## Records that describe figures:
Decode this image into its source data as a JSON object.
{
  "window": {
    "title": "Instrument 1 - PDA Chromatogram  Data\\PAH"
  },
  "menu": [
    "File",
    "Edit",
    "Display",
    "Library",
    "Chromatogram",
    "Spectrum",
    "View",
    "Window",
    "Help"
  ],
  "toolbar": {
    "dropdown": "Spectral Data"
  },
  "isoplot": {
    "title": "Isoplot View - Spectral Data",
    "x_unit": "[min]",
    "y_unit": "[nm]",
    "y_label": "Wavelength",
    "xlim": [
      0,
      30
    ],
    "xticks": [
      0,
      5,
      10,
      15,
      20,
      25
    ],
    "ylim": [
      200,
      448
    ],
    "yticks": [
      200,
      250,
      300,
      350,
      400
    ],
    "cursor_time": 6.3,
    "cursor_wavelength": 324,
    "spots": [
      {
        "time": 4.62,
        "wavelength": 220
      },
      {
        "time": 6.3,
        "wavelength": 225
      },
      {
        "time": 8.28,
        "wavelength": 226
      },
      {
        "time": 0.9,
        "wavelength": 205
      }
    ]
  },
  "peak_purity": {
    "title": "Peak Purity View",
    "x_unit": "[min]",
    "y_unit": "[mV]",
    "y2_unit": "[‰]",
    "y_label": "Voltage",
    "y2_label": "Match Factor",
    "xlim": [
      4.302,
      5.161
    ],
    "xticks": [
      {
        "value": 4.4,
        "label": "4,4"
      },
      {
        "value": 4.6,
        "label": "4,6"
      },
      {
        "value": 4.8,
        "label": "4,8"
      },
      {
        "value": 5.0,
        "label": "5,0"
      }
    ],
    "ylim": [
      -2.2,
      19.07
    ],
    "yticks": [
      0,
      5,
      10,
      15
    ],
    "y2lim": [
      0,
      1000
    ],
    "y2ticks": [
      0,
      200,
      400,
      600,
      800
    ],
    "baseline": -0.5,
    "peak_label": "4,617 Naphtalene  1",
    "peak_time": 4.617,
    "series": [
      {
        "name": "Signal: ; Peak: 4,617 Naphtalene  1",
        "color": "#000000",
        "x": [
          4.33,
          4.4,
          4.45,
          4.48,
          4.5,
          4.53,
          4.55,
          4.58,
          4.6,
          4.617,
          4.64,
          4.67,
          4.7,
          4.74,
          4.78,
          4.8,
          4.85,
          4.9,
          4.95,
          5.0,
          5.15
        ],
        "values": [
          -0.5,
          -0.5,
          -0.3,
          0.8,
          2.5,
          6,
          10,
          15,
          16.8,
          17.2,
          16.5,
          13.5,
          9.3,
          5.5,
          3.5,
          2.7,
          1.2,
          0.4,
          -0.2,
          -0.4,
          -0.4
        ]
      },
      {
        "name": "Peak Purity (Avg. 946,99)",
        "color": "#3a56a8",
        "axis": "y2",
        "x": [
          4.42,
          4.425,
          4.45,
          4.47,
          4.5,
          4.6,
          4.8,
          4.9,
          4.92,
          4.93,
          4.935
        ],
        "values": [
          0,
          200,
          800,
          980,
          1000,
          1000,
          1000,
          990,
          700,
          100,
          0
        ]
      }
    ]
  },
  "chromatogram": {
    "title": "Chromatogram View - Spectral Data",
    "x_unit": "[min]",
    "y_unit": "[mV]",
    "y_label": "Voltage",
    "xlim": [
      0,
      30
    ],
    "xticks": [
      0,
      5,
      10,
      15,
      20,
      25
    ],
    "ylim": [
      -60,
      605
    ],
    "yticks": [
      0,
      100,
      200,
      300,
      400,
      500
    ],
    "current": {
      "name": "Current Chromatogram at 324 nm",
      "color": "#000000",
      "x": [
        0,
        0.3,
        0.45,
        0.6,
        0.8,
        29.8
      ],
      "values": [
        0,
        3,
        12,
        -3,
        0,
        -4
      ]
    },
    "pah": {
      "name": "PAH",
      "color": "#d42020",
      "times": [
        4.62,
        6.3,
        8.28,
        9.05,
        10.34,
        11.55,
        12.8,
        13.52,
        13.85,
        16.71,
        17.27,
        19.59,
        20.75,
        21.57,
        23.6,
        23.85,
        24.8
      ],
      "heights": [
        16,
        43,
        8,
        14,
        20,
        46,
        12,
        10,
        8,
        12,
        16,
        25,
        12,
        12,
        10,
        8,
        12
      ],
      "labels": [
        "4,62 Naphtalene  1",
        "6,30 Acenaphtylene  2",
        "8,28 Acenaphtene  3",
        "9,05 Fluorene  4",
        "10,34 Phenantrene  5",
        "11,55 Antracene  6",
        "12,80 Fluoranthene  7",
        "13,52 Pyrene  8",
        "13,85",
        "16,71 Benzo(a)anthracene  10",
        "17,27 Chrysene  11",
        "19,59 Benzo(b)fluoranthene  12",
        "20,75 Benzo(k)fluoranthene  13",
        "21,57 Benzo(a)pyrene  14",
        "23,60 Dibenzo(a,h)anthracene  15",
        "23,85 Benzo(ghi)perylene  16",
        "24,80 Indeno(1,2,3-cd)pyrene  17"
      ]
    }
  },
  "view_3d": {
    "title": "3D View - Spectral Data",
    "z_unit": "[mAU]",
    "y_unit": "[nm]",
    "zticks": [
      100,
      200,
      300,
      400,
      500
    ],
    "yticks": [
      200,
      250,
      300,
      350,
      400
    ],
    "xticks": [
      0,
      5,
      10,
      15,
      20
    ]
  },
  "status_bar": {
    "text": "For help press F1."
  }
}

## Task brief:
Using the material above, report each line where "Spectral" occurs.

## Solution for this exercise:
    "dropdown": "Spectral Data"
    "title": "Isoplot View - Spectral Data",
    "title": "Chromatogram View - Spectral Data",
    "title": "3D View - Spectral Data",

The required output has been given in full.